# Mangrove Jacks Ginger Beer pouch.



## Shauna (23/11/18)

Hey 
So I put down a MJ pouch just over a week ago. I'd made the Coopers ones before but the first time I did a MJ, it was super dry. I figured it was because I hadn't used the sweetener sachet (as far as I'm aware the Coopers kit had the sweetener premixed). This time I used the sweetener, but as I've started testing for the FG I decided to have a taste. Wow. It seems even dryer than when I didn't use the sweetener.
I've been reading lots of forum posts about back sweetening but there really doesn't seem to be much info on how to do it if you want to bottle your brew. The consensus appears to be add lemonade to it when drinking it, not something I want to do as I'm a type 1 diabetic. 
Does anyone have a tried and tested method for back sweetening? Do I add stuff prior to bottling, or do I do it for each individual bottle? And if I add sweetener to the fermenter then do I need to leave it or can I bottle immediately?

_Requests_
(A) In the ginger beer post, what health condition does the poster give as the reason for not wanting to add lemonade?
(B) Sum up the ginger beer post in two sentences.
(C) Carry on the ginger beer post past its final sentence.

_Collected material_

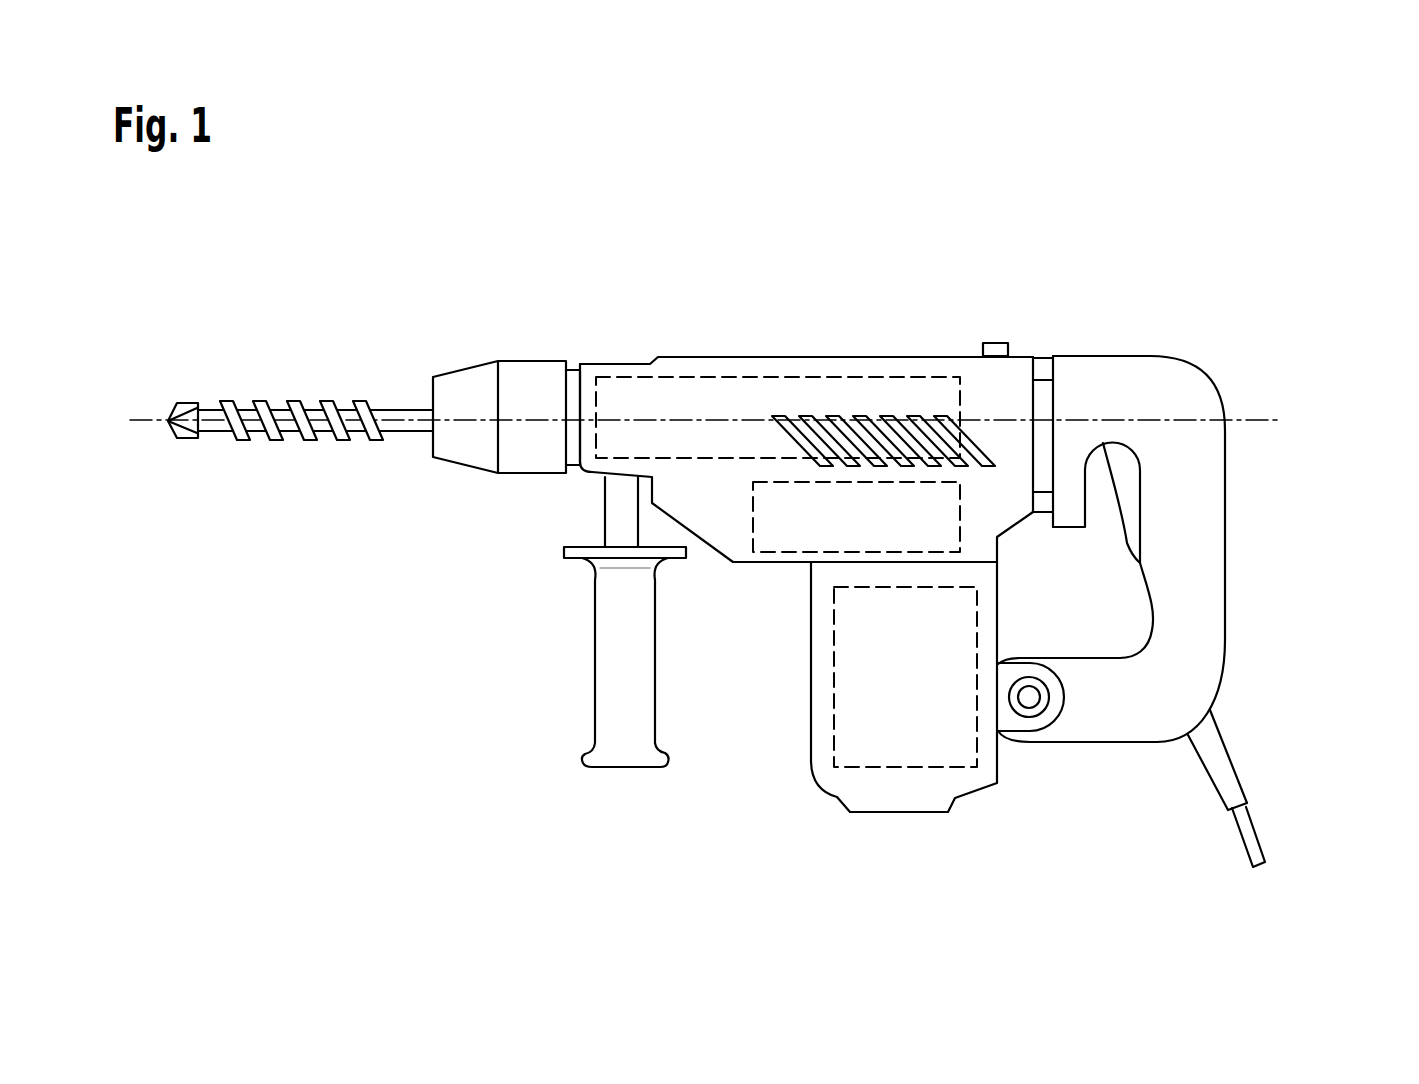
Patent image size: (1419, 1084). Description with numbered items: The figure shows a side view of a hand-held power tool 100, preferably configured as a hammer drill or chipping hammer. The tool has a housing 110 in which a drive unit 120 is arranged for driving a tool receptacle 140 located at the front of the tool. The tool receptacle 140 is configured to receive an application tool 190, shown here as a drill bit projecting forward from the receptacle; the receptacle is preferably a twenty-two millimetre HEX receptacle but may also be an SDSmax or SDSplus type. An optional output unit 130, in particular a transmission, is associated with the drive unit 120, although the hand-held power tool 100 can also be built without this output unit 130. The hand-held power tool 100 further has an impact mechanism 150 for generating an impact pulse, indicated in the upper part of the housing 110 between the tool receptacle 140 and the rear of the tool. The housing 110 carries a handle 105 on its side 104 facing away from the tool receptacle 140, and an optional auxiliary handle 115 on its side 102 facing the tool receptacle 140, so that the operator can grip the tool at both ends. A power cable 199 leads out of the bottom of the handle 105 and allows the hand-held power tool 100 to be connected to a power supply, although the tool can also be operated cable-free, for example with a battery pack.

_Answer set_
(A) Type 1 diabetes.

(B) The poster's Mangrove Jacks ginger beer came out very dry, and this time it tastes even drier even though the sweetener sachet was used. Because the poster wants to bottle the brew and, being a type 1 diabetic, doesn't want to add lemonade, they ask for a proven back-sweetening method: whether to add it before bottling or to each bottle, and whether to wait after adding sweetener to the fermenter.

(C)
I've read that adding lactose adds more body than sweetness, and even though I use artificial sweetener because of my diabetes, I only like saccharin as all the others have horrid after taste And IMO Stevia is the worst.
Would appreciate any help!!


----------



## SKBugs (24/11/18)

How are you planning on carbing it? 
I would sweeten as a whole brew rather than per bottle. This is to make sure you have uniform sweetness across the board, if you know what I mean. 
I only have experience with mead but if your planning on back sweetening then the issue arises in if you add fermentable sugars you will wake up the yeasties - higher ABV and not sweeter. 
Also an issue if you do it at bottling because the CO2 will cause the bottle bombs. Hence the original question about how you plan on carbing. If you are going to keg it then I think it isn't a problem to add the sugar (never kegged before). 
If however you don't want a fizzy drink then no dramas adding Camden tablets and then a stabilizer to kill the yeast. Once that is done add honey, maple syrup, any of the processed sugars. 
Hope that makes sense. 
Cheers


----------



## Shauna (26/11/18)

Thanks for responding. 
I ended up using a spare half sachet of acesulfame k I had left over from a pink lemonade brew.
It still isn't as sweet as I think it should be, but it's also not anywhere near as dry as it was.
I'm bottling it so using the carbination drops to carb it.
I really don't want to add anymore sweetener, so will bottle this evening and hope for the flavour to sort itself out.
I think the next ginger brew I put down will be with a different brand kit or I'll make a plant instead.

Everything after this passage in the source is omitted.